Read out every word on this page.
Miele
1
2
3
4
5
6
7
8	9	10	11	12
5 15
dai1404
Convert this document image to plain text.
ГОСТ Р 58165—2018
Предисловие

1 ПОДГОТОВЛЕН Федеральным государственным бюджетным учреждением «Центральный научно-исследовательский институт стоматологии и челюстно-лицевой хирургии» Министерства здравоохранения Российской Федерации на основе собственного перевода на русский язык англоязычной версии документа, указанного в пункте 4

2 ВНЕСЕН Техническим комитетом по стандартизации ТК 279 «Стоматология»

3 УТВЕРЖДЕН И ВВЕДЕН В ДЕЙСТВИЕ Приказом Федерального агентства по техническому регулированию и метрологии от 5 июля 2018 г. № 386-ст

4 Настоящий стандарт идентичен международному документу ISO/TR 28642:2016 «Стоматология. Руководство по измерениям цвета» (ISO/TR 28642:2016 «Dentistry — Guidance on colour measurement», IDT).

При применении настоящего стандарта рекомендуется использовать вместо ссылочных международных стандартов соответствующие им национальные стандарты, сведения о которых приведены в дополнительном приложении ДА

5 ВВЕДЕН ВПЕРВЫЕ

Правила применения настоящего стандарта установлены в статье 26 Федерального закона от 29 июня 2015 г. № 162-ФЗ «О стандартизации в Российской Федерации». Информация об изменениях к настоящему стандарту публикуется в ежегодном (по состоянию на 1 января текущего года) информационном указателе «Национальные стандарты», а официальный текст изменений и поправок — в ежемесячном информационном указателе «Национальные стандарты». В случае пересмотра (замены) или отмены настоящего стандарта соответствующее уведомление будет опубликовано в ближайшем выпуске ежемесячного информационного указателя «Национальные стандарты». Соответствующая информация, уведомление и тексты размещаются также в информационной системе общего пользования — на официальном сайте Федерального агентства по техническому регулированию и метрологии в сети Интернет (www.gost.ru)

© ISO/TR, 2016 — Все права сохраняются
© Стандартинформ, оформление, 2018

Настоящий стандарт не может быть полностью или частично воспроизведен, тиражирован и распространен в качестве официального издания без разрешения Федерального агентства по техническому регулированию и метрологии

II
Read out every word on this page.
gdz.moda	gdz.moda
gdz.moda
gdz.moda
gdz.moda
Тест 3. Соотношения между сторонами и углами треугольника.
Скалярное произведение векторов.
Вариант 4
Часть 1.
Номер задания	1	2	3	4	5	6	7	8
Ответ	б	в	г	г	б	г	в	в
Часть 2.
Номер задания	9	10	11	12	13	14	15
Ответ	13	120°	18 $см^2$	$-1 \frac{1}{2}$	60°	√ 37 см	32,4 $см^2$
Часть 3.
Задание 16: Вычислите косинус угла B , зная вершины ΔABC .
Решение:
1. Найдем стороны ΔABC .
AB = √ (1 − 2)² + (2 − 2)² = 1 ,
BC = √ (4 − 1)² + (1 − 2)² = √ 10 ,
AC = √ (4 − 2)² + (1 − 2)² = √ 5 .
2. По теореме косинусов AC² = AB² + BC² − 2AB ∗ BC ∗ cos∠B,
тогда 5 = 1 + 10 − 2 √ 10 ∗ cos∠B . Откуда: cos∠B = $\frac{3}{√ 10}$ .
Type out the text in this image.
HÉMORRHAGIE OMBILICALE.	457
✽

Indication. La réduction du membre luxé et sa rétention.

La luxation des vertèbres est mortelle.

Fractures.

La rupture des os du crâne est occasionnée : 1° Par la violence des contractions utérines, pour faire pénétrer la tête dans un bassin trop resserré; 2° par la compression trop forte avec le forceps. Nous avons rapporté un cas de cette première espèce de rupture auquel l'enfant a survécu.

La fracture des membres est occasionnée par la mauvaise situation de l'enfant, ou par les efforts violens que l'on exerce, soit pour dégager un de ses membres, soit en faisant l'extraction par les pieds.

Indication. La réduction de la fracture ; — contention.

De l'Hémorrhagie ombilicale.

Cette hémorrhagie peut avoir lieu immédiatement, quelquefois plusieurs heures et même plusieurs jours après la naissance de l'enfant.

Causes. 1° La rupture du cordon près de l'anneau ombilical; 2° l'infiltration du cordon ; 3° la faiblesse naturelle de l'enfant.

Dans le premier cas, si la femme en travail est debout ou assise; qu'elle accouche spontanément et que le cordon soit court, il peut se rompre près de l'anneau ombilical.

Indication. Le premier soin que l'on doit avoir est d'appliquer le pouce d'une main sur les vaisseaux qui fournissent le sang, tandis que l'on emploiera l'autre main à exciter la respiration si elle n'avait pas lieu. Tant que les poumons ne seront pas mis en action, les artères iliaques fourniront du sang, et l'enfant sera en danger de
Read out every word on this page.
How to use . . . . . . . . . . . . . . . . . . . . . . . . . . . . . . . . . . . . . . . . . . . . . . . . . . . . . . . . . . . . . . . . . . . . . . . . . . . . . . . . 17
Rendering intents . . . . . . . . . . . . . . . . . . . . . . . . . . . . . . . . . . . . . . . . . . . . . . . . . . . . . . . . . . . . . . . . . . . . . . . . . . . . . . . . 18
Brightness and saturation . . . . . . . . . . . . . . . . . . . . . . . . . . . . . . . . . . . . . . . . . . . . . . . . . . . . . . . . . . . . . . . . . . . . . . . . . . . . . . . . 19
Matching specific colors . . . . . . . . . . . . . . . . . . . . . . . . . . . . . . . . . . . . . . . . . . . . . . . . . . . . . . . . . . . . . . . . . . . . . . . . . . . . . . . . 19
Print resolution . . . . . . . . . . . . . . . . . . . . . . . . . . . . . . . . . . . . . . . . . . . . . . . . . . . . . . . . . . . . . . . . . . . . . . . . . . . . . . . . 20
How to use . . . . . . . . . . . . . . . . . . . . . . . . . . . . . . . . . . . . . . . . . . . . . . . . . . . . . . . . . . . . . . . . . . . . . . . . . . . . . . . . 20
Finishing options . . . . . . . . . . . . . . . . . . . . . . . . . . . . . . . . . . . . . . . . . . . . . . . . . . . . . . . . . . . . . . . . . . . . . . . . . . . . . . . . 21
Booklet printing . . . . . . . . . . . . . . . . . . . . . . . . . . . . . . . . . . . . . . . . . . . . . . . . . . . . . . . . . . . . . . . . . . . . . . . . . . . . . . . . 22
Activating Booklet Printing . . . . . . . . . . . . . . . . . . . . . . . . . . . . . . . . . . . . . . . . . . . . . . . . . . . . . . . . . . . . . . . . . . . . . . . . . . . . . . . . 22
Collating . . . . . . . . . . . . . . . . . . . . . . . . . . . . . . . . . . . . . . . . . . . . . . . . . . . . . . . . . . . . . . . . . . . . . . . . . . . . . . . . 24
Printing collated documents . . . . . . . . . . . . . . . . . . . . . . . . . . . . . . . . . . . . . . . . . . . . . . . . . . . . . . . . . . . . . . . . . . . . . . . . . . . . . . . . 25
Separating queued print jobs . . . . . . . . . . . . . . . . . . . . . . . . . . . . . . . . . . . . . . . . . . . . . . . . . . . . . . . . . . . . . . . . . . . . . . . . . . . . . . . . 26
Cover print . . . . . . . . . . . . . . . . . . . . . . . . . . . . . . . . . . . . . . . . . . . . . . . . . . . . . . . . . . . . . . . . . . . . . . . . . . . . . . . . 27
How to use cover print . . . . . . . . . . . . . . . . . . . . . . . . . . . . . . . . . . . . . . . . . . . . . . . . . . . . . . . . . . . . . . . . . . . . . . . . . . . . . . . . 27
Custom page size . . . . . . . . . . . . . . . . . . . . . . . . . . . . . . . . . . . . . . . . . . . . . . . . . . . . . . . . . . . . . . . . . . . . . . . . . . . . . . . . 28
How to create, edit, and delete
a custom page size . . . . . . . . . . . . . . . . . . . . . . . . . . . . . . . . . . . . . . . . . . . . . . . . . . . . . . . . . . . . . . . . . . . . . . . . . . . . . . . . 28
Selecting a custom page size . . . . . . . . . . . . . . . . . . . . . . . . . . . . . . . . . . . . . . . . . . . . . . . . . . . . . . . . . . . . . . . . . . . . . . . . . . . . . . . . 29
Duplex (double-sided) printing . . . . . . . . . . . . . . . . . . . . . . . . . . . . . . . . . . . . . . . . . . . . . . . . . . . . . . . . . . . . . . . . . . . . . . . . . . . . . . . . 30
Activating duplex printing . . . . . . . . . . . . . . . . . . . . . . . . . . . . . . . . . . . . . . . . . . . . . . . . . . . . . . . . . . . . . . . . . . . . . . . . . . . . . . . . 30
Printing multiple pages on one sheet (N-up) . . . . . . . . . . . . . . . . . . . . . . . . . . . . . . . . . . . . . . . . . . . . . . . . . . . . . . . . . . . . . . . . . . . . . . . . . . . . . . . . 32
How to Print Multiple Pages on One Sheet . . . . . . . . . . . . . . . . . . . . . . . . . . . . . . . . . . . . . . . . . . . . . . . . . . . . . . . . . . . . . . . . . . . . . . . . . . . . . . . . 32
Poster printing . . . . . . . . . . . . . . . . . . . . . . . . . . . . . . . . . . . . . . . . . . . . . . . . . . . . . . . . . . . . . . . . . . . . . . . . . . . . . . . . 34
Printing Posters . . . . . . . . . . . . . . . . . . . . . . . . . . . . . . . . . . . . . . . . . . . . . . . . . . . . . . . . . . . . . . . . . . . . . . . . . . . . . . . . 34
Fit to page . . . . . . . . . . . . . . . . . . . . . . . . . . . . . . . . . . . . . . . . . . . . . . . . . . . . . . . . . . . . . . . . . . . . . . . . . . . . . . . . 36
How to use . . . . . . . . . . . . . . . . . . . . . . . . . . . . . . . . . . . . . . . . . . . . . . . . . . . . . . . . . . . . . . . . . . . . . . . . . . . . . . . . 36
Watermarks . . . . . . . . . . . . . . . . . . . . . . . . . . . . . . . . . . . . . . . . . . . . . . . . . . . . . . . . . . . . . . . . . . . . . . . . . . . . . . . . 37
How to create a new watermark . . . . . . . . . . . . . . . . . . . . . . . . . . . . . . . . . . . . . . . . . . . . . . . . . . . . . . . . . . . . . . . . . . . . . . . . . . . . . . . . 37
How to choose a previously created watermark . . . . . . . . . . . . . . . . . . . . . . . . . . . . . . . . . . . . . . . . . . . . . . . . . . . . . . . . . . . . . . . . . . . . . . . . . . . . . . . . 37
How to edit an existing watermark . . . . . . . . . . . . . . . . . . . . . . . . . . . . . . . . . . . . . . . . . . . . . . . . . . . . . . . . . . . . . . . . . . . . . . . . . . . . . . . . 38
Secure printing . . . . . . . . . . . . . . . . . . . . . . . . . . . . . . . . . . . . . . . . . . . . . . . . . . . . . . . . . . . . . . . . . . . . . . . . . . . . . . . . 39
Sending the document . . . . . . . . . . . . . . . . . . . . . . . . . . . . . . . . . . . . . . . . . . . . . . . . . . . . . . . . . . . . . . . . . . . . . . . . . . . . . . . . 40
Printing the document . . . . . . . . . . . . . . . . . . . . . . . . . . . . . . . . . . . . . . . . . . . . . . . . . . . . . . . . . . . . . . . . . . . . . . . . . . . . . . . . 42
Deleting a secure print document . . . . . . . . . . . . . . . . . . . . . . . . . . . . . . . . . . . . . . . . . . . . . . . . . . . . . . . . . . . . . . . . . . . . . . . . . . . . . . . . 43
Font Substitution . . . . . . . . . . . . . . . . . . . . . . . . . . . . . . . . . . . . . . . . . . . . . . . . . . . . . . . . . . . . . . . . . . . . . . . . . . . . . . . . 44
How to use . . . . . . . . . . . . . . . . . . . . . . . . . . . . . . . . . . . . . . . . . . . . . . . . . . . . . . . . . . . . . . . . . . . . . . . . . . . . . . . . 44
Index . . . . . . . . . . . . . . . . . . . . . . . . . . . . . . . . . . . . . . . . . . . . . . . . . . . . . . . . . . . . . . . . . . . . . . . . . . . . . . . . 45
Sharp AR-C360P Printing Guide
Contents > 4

===

→ TASK INSTRUCTIONS: Say how many lines in the entries contain the string "image", and leave out everything else.

→ TASK RESULT: 2